*Short task*. Every line with the word "couleurs" in it should be extracted from the data that follows.

>> Start Data supplied

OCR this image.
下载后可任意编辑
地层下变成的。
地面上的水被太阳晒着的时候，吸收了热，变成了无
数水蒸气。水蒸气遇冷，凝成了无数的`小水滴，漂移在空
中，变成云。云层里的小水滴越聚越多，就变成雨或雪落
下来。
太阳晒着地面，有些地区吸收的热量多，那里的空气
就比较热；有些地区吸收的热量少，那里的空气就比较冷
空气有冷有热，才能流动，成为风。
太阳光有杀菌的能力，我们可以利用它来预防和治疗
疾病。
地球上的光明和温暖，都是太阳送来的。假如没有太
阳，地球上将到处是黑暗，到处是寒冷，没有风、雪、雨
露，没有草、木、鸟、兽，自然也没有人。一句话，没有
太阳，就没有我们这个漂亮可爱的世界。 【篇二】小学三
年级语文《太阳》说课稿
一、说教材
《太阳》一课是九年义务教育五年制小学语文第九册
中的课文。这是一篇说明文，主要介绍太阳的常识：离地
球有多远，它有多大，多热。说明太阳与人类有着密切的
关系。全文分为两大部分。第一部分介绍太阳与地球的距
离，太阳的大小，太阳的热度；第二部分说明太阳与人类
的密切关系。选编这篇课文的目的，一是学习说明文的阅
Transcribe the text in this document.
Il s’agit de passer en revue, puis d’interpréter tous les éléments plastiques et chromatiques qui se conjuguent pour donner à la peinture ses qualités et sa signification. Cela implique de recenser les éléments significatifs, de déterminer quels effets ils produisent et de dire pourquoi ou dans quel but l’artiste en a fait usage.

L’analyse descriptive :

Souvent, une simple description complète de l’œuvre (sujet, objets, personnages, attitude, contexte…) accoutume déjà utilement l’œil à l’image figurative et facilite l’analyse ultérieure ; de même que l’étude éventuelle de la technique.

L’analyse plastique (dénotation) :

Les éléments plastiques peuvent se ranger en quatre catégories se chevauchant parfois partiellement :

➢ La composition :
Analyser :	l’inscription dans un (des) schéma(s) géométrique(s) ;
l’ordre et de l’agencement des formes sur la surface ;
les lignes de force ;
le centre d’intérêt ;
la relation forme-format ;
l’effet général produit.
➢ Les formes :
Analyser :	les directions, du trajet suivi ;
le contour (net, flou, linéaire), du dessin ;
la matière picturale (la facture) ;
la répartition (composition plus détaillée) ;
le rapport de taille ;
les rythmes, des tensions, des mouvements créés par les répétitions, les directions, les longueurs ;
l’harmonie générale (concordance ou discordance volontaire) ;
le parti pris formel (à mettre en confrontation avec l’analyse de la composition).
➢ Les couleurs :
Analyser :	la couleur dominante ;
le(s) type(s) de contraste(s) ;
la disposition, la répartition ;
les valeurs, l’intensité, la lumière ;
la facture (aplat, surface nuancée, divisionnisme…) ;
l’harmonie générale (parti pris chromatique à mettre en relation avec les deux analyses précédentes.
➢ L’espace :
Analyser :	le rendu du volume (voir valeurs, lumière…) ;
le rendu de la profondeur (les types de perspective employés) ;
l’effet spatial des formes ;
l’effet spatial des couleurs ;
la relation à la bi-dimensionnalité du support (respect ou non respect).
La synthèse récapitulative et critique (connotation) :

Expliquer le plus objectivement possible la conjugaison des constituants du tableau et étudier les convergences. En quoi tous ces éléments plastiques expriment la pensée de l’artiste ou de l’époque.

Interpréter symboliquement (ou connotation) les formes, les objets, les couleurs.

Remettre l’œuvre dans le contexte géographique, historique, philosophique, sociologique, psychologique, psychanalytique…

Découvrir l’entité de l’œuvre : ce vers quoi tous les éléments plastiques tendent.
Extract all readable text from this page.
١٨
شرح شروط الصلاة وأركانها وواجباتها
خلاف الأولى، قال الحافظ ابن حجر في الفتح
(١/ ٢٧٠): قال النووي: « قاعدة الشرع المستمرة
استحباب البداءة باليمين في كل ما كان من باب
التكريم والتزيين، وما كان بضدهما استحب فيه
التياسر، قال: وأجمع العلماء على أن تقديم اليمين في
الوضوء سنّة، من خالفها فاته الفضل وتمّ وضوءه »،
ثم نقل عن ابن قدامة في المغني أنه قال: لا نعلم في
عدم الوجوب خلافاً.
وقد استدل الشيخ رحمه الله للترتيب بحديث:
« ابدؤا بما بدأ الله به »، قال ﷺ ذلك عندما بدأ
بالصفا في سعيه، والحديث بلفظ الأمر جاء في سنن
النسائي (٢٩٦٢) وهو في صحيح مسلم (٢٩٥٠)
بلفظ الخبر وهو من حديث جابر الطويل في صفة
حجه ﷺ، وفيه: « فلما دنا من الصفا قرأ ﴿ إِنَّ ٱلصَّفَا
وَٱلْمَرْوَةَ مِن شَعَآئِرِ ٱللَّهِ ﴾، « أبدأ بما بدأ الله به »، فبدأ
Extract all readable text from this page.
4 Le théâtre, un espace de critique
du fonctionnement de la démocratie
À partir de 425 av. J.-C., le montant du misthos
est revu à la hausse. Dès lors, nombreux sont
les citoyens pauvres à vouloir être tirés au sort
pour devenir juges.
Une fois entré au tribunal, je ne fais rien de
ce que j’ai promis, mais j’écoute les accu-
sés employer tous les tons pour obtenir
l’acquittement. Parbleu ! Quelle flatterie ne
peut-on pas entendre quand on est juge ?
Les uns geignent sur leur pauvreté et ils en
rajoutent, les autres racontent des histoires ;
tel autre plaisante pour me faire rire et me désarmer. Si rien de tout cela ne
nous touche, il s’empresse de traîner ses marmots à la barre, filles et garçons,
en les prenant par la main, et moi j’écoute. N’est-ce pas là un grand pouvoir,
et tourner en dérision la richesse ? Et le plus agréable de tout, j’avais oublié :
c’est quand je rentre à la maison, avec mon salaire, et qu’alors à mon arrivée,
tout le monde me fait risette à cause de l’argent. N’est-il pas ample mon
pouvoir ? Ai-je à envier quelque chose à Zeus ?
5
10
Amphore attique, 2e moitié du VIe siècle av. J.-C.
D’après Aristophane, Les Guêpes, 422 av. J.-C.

>> End Data supplied

*Result for this exercise*.
➢ Les couleurs :
l’effet spatial des couleurs ;
Interpréter symboliquement (ou connotation) les formes, les objets, les couleurs.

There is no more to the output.